# Dataset excerpts start
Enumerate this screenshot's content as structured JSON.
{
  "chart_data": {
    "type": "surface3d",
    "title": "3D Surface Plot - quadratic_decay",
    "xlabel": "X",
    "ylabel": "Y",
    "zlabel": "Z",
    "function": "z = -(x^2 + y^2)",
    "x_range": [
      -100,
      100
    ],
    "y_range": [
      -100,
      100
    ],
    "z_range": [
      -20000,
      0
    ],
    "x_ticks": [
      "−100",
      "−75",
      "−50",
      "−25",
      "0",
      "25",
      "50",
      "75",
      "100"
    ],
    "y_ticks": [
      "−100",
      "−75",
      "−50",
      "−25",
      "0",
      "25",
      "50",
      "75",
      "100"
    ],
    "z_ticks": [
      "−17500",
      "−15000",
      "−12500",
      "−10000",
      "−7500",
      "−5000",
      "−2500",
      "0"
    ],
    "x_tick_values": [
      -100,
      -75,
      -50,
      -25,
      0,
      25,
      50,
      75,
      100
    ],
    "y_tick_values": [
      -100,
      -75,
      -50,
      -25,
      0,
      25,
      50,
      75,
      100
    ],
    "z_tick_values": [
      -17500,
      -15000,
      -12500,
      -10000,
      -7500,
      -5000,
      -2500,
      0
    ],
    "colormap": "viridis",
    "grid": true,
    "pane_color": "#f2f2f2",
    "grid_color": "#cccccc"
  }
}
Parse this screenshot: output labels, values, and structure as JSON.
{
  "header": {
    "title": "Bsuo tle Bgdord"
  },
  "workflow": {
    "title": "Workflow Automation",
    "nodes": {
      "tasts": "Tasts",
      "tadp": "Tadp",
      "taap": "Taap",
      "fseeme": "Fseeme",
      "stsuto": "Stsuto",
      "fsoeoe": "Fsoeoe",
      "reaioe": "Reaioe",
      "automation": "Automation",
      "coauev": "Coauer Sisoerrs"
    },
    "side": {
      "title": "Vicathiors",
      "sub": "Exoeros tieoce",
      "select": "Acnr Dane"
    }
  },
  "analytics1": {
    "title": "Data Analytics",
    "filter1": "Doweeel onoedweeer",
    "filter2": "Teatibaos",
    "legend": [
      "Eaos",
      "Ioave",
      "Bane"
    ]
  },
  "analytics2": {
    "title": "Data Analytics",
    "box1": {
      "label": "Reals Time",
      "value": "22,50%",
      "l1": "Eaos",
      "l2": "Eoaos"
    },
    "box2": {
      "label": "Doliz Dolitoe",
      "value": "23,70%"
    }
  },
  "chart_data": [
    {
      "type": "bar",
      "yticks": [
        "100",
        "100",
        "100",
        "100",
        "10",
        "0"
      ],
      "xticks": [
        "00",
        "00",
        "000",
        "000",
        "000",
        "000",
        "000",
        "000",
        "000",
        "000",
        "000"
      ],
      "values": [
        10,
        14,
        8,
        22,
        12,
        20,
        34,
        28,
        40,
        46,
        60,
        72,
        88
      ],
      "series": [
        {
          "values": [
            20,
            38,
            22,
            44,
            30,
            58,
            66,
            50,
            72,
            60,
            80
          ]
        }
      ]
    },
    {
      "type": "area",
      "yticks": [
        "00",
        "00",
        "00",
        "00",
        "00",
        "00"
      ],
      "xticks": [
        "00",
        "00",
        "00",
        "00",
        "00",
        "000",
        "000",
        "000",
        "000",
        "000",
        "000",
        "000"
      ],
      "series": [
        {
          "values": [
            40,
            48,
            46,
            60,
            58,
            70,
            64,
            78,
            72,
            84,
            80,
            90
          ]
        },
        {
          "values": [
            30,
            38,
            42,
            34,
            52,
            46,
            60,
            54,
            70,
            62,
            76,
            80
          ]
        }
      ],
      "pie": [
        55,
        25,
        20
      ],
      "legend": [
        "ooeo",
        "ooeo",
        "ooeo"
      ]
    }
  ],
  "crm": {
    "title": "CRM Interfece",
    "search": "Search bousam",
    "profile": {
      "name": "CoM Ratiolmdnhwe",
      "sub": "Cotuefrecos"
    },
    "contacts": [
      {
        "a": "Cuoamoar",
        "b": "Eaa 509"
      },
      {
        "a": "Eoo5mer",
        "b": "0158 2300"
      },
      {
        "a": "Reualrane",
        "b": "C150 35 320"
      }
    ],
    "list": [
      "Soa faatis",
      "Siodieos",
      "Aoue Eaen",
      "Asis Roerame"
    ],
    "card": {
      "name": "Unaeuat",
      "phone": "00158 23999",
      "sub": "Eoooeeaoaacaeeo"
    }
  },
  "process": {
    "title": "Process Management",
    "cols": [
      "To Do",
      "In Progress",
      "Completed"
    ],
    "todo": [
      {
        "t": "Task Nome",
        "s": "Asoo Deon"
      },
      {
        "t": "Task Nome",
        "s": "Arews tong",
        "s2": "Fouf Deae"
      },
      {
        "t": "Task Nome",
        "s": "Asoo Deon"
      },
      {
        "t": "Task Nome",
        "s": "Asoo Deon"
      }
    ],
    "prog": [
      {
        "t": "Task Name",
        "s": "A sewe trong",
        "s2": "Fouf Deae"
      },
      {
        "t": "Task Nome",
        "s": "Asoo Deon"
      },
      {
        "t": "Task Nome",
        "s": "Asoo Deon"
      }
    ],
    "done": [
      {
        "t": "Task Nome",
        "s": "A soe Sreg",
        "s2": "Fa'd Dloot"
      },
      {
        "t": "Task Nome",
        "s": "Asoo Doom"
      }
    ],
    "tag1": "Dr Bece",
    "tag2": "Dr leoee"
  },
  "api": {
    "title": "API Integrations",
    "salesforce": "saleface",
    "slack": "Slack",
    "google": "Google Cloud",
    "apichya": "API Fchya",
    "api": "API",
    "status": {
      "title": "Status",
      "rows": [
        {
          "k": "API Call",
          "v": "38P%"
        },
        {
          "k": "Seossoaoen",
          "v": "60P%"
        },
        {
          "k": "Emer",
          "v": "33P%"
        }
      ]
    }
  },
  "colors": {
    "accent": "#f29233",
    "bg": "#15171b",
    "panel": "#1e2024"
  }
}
# Dataset excerpts end
* [Directions]:
Transcribe every entry verbatim.

* [Exercise response]:
Enumerate this screenshot's content as structured JSON.
{
  "chart_data": {
    "type": "surface3d",
    "title": "3D Surface Plot - quadratic_decay",
    "xlabel": "X",
    "ylabel": "Y",
    "zlabel": "Z",
    "function": "z = -(x^2 + y^2)",
    "x_range": [
      -100,
      100
    ],
    "y_range": [
      -100,
      100
    ],
    "z_range": [
      -20000,
      0
    ],
    "x_ticks": [
      "−100",
      "−75",
      "−50",
      "−25",
      "0",
      "25",
      "50",
      "75",
      "100"
    ],
    "y_ticks": [
      "−100",
      "−75",
      "−50",
      "−25",
      "0",
      "25",
      "50",
      "75",
      "100"
    ],
    "z_ticks": [
      "−17500",
      "−15000",
      "−12500",
      "−10000",
      "−7500",
      "−5000",
      "−2500",
      "0"
    ],
    "x_tick_values": [
      -100,
      -75,
      -50,
      -25,
      0,
      25,
      50,
      75,
      100
    ],
    "y_tick_values": [
      -100,
      -75,
      -50,
      -25,
      0,
      25,
      50,
      75,
      100
    ],
    "z_tick_values": [
      -17500,
      -15000,
      -12500,
      -10000,
      -7500,
      -5000,
      -2500,
      0
    ],
    "colormap": "viridis",
    "grid": true,
    "pane_color": "#f2f2f2",
    "grid_color": "#cccccc"
  }
}
Parse this screenshot: output labels, values, and structure as JSON.
{
  "header": {
    "title": "Bsuo tle Bgdord"
  },
  "workflow": {
    "title": "Workflow Automation",
    "nodes": {
      "tasts": "Tasts",
      "tadp": "Tadp",
      "taap": "Taap",
      "fseeme": "Fseeme",
      "stsuto": "Stsuto",
      "fsoeoe": "Fsoeoe",
      "reaioe": "Reaioe",
      "automation": "Automation",
      "coauev": "Coauer Sisoerrs"
    },
    "side": {
      "title": "Vicathiors",
      "sub": "Exoeros tieoce",
      "select": "Acnr Dane"
    }
  },
  "analytics1": {
    "title": "Data Analytics",
    "filter1": "Doweeel onoedweeer",
    "filter2": "Teatibaos",
    "legend": [
      "Eaos",
      "Ioave",
      "Bane"
    ]
  },
  "analytics2": {
    "title": "Data Analytics",
    "box1": {
      "label": "Reals Time",
      "value": "22,50%",
      "l1": "Eaos",
      "l2": "Eoaos"
    },
    "box2": {
      "label": "Doliz Dolitoe",
      "value": "23,70%"
    }
  },
  "chart_data": [
    {
      "type": "bar",
      "yticks": [
        "100",
        "100",
        "100",
        "100",
        "10",
        "0"
      ],
      "xticks": [
        "00",
        "00",
        "000",
        "000",
        "000",
        "000",
        "000",
        "000",
        "000",
        "000",
        "000"
      ],
      "values": [
        10,
        14,
        8,
        22,
        12,
        20,
        34,
        28,
        40,
        46,
        60,
        72,
        88
      ],
      "series": [
        {
          "values": [
            20,
            38,
            22,
            44,
            30,
            58,
            66,
            50,
            72,
            60,
            80
          ]
        }
      ]
    },
    {
      "type": "area",
      "yticks": [
        "00",
        "00",
        "00",
        "00",
        "00",
        "00"
      ],
      "xticks": [
        "00",
        "00",
        "00",
        "00",
        "00",
        "000",
        "000",
        "000",
        "000",
        "000",
        "000",
        "000"
      ],
      "series": [
        {
          "values": [
            40,
            48,
            46,
            60,
            58,
            70,
            64,
            78,
            72,
            84,
            80,
            90
          ]
        },
        {
          "values": [
            30,
            38,
            42,
            34,
            52,
            46,
            60,
            54,
            70,
            62,
            76,
            80
          ]
        }
      ],
      "pie": [
        55,
        25,
        20
      ],
      "legend": [
        "ooeo",
        "ooeo",
        "ooeo"
      ]
    }
  ],
  "crm": {
    "title": "CRM Interfece",
    "search": "Search bousam",
    "profile": {
      "name": "CoM Ratiolmdnhwe",
      "sub": "Cotuefrecos"
    },
    "contacts": [
      {
        "a": "Cuoamoar",
        "b": "Eaa 509"
      },
      {
        "a": "Eoo5mer",
        "b": "0158 2300"
      },
      {
        "a": "Reualrane",
        "b": "C150 35 320"
      }
    ],
    "list": [
      "Soa faatis",
      "Siodieos",
      "Aoue Eaen",
      "Asis Roerame"
    ],
    "card": {
      "name": "Unaeuat",
      "phone": "00158 23999",
      "sub": "Eoooeeaoaacaeeo"
    }
  },
  "process": {
    "title": "Process Management",
    "cols": [
      "To Do",
      "In Progress",
      "Completed"
    ],
    "todo": [
      {
        "t": "Task Nome",
        "s": "Asoo Deon"
      },
      {
        "t": "Task Nome",
        "s": "Arews tong",
        "s2": "Fouf Deae"
      },
      {
        "t": "Task Nome",
        "s": "Asoo Deon"
      },
      {
        "t": "Task Nome",
        "s": "Asoo Deon"
      }
    ],
    "prog": [
      {
        "t": "Task Name",
        "s": "A sewe trong",
        "s2": "Fouf Deae"
      },
      {
        "t": "Task Nome",
        "s": "Asoo Deon"
      },
      {
        "t": "Task Nome",
        "s": "Asoo Deon"
      }
    ],
    "done": [
      {
        "t": "Task Nome",
        "s": "A soe Sreg",
        "s2": "Fa'd Dloot"
      },
      {
        "t": "Task Nome",
        "s": "Asoo Doom"
      }
    ],
    "tag1": "Dr Bece",
    "tag2": "Dr leoee"
  },
  "api": {
    "title": "API Integrations",
    "salesforce": "saleface",
    "slack": "Slack",
    "google": "Google Cloud",
    "apichya": "API Fchya",
    "api": "API",
    "status": {
      "title": "Status",
      "rows": [
        {
          "k": "API Call",
          "v": "38P%"
        },
        {
          "k": "Seossoaoen",
          "v": "60P%"
        },
        {
          "k": "Emer",
          "v": "33P%"
        }
      ]
    }
  },
  "colors": {
    "accent": "#f29233",
    "bg": "#15171b",
    "panel": "#1e2024"
  }
}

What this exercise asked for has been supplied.